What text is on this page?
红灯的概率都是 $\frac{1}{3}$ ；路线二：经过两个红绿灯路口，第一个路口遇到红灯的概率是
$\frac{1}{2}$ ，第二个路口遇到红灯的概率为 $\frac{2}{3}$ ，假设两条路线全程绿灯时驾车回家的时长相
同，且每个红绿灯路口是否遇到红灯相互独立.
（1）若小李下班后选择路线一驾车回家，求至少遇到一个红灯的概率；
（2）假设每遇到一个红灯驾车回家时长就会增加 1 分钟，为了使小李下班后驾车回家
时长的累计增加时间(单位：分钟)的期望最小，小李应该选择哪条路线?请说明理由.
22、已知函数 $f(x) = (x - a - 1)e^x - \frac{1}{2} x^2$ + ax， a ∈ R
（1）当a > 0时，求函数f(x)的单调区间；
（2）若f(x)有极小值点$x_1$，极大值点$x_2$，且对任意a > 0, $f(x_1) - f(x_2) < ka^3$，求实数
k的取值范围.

> [EXERCISE OBJECTIVE]: Copy out the whole listing exactly.

> [FINAL ANSWER]:
What text is on this page?
红灯的概率都是 $\frac{1}{3}$ ；路线二：经过两个红绿灯路口，第一个路口遇到红灯的概率是
$\frac{1}{2}$ ，第二个路口遇到红灯的概率为 $\frac{2}{3}$ ，假设两条路线全程绿灯时驾车回家的时长相
同，且每个红绿灯路口是否遇到红灯相互独立.
（1）若小李下班后选择路线一驾车回家，求至少遇到一个红灯的概率；
（2）假设每遇到一个红灯驾车回家时长就会增加 1 分钟，为了使小李下班后驾车回家
时长的累计增加时间(单位：分钟)的期望最小，小李应该选择哪条路线?请说明理由.
22、已知函数 $f(x) = (x - a - 1)e^x - \frac{1}{2} x^2$ + ax， a ∈ R
（1）当a > 0时，求函数f(x)的单调区间；
（2）若f(x)有极小值点$x_1$，极大值点$x_2$，且对任意a > 0, $f(x_1) - f(x_2) < ka^3$，求实数
k的取值范围.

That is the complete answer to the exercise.